Task instructions. Count every line of these entries that holds the word "document", and reply with the number only.

++++ Data in this exercise

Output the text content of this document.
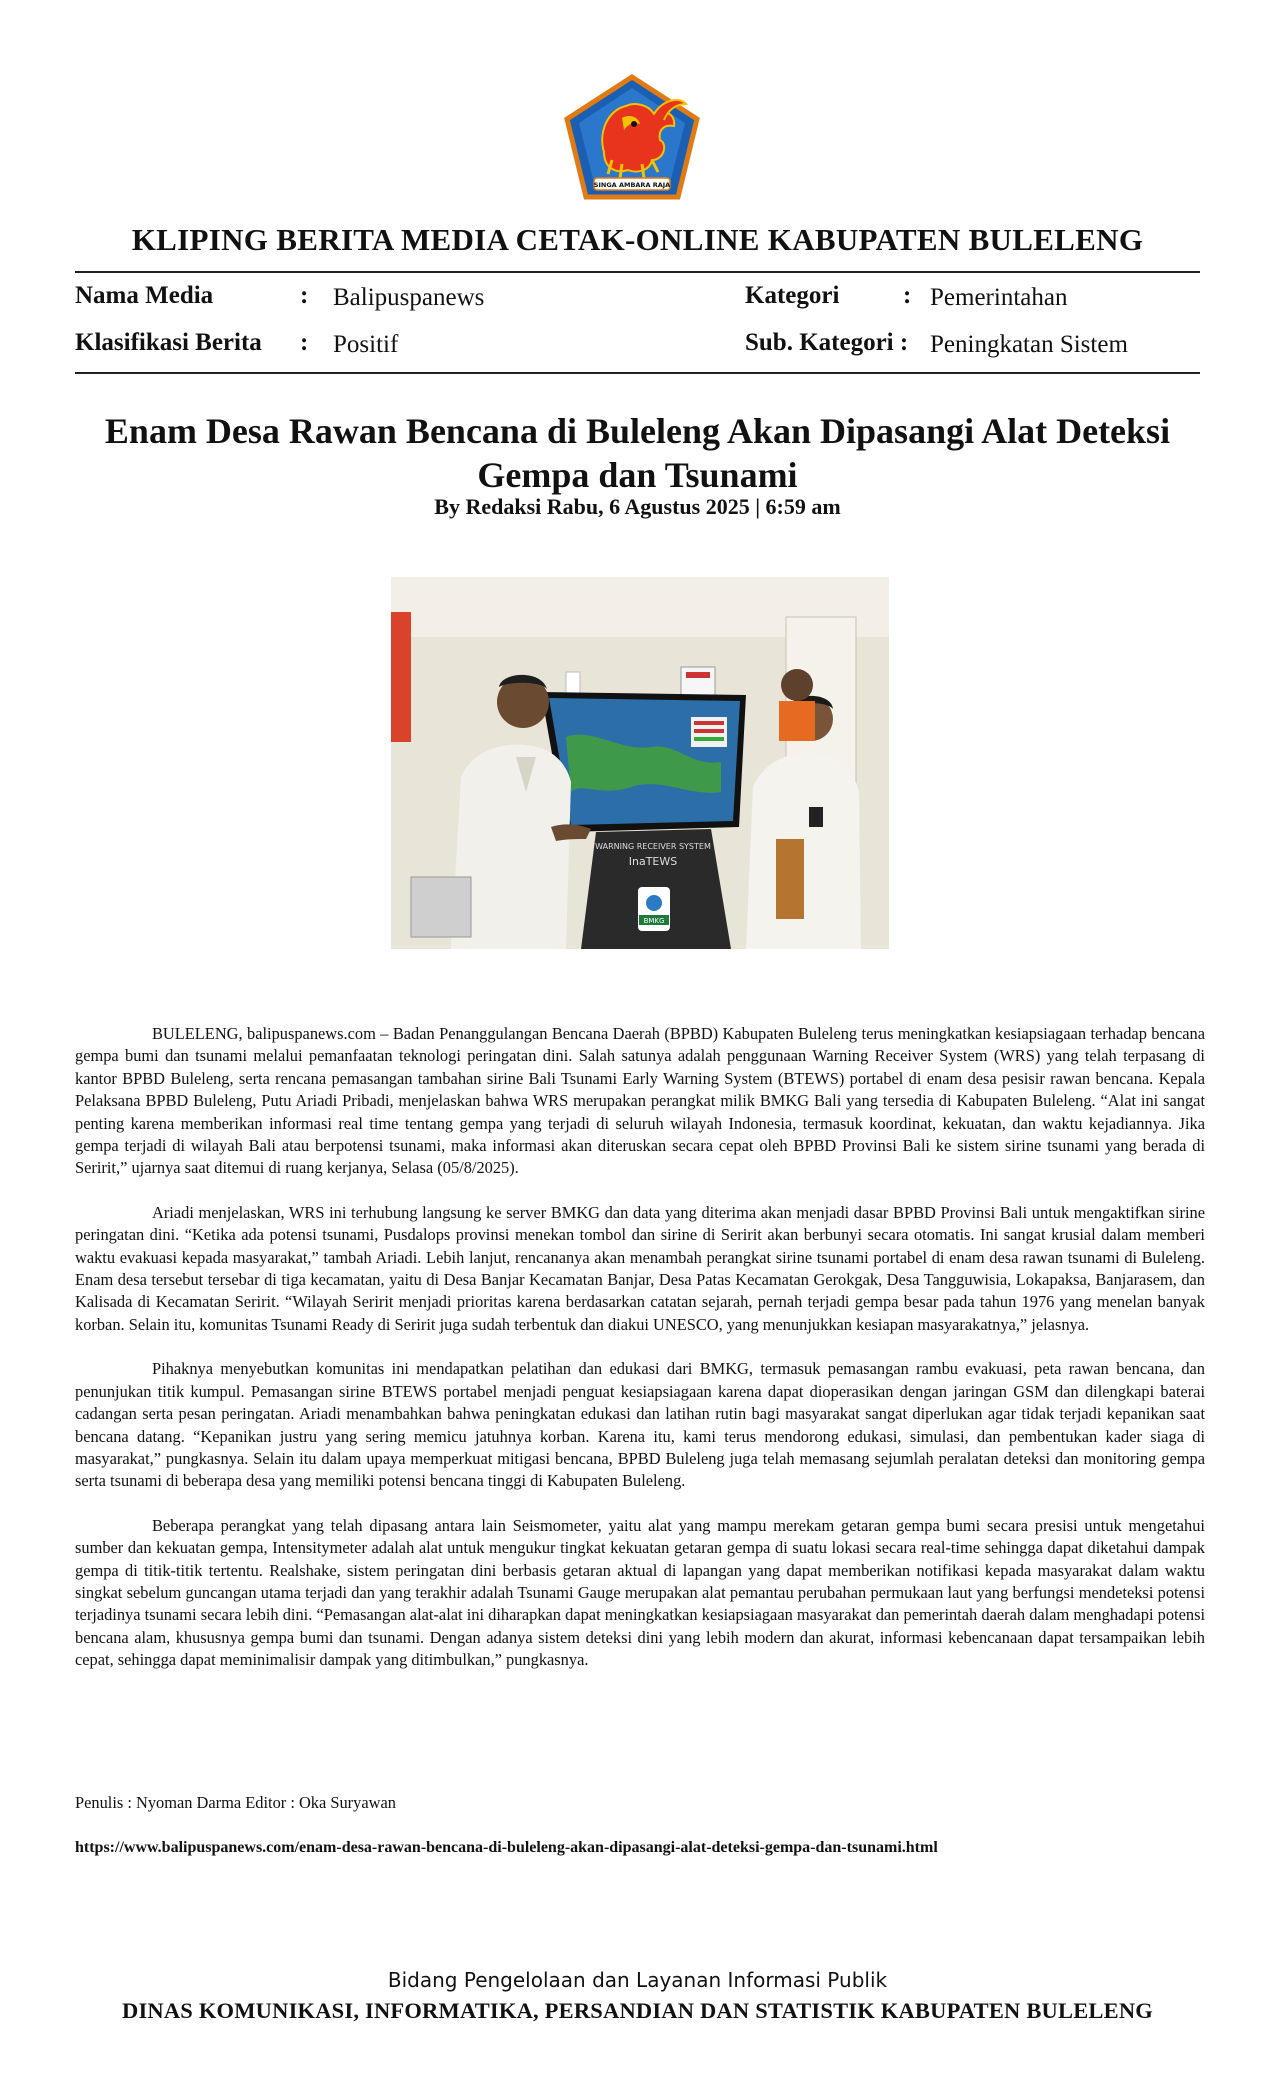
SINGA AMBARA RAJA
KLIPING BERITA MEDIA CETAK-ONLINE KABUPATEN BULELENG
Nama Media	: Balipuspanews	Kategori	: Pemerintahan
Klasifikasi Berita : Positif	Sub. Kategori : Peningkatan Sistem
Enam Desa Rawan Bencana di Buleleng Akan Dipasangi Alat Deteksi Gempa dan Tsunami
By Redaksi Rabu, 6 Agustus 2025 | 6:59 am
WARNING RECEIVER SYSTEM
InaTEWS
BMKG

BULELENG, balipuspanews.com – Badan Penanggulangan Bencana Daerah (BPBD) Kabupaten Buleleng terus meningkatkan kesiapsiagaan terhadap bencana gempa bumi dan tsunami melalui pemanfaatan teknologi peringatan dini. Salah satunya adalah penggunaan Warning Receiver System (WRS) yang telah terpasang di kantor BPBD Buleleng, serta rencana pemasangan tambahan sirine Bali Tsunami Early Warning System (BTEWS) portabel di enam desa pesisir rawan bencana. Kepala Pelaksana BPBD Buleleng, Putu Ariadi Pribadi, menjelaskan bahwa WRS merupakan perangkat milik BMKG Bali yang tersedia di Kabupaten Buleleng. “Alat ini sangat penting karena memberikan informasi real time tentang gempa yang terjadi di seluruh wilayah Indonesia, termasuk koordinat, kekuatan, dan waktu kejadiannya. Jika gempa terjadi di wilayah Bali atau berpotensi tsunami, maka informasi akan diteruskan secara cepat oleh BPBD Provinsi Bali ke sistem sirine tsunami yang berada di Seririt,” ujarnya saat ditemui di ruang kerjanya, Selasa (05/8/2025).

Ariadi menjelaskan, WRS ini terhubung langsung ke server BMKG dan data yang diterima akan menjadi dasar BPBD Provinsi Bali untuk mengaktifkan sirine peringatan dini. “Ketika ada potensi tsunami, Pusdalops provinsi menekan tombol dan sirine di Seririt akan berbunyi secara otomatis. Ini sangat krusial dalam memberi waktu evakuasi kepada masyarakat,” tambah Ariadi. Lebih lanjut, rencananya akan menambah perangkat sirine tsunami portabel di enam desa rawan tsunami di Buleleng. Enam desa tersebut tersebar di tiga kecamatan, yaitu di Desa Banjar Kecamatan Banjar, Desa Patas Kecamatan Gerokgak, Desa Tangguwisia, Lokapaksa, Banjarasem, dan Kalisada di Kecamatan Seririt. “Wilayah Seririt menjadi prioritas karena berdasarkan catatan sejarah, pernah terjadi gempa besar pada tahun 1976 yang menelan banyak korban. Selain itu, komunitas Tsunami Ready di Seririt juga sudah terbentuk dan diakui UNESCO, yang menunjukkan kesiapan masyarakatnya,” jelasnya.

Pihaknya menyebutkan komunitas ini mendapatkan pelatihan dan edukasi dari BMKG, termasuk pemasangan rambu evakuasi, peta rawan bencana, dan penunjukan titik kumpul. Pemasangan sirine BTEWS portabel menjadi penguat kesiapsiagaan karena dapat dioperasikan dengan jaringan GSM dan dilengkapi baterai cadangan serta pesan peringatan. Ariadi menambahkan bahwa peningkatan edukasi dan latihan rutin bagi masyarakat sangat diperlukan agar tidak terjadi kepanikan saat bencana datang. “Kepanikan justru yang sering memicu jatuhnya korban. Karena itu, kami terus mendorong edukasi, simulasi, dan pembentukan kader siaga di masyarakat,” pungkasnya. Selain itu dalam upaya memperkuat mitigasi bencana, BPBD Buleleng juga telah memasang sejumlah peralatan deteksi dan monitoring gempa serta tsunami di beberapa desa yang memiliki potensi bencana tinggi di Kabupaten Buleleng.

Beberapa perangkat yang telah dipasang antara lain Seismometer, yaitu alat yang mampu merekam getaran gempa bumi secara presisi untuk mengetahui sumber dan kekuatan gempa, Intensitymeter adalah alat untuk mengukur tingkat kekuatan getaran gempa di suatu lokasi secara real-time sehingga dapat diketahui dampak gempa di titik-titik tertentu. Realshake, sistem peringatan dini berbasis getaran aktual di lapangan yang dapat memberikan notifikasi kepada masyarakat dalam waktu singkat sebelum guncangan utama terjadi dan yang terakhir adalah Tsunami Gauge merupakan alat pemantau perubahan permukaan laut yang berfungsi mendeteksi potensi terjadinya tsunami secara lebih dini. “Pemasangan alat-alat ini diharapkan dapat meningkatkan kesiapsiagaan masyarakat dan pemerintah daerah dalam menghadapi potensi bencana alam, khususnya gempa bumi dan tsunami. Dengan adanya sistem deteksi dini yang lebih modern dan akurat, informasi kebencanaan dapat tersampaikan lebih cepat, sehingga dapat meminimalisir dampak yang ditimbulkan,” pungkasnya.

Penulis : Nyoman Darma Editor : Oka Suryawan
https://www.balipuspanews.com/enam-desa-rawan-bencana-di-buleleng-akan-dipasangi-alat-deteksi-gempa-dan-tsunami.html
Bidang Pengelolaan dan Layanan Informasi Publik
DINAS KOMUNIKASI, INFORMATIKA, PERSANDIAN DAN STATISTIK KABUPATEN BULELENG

++++++++
++++ Data in this exercise

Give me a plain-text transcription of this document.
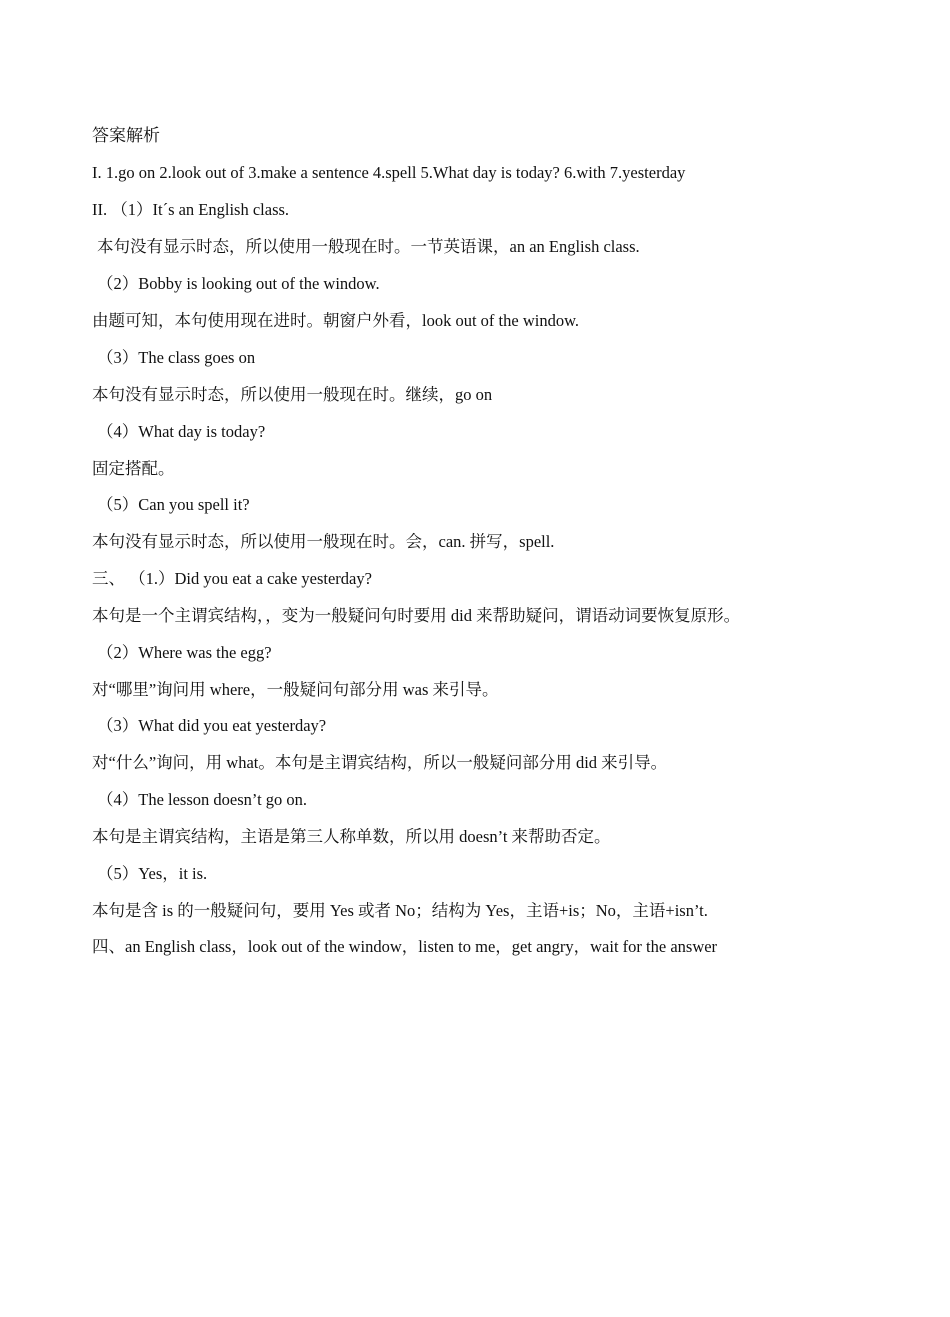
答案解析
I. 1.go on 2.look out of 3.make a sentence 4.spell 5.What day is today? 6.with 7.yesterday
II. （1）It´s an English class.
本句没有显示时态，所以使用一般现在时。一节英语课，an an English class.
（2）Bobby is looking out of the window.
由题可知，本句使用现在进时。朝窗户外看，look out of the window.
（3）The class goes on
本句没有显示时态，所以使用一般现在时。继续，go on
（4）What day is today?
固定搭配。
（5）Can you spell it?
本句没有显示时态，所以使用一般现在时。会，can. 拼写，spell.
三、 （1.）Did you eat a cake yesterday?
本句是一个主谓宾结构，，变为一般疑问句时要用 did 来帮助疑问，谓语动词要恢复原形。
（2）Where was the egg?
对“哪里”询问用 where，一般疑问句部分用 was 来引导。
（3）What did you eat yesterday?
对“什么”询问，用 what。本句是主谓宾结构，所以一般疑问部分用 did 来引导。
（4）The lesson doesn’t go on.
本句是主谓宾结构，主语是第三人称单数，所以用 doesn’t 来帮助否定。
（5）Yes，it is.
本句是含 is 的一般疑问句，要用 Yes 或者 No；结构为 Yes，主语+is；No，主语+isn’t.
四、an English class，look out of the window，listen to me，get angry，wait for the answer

++++++++
++++ Data in this exercise

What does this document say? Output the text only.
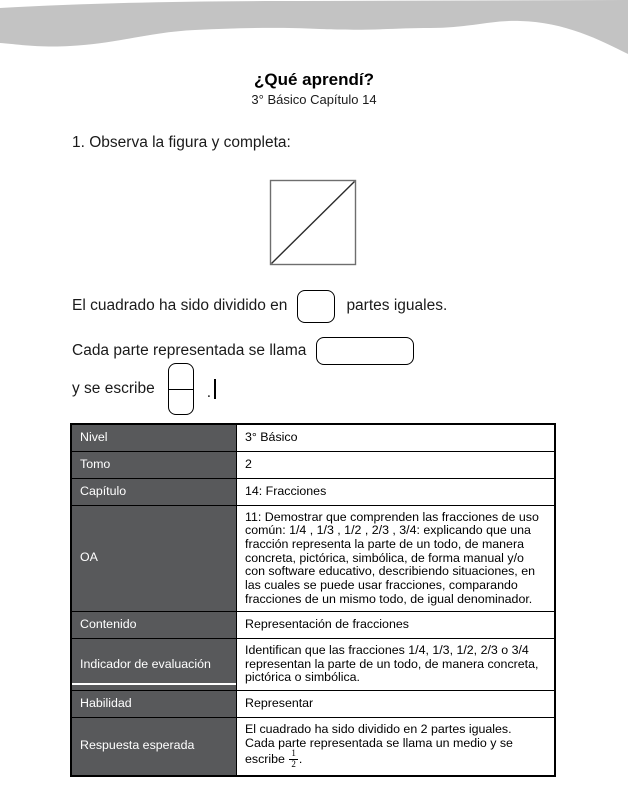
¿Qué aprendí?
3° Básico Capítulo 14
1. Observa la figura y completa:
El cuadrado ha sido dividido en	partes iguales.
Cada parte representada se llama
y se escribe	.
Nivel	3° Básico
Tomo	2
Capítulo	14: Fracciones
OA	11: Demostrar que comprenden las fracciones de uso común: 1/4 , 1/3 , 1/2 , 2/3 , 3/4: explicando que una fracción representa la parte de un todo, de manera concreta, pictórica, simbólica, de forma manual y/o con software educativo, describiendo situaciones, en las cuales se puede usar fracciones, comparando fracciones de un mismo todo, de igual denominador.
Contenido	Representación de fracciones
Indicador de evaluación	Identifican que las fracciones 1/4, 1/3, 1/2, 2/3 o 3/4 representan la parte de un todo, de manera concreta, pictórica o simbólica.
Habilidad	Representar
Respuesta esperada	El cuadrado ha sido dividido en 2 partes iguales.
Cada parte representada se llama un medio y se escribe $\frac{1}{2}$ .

++++++++

Response to the task. 3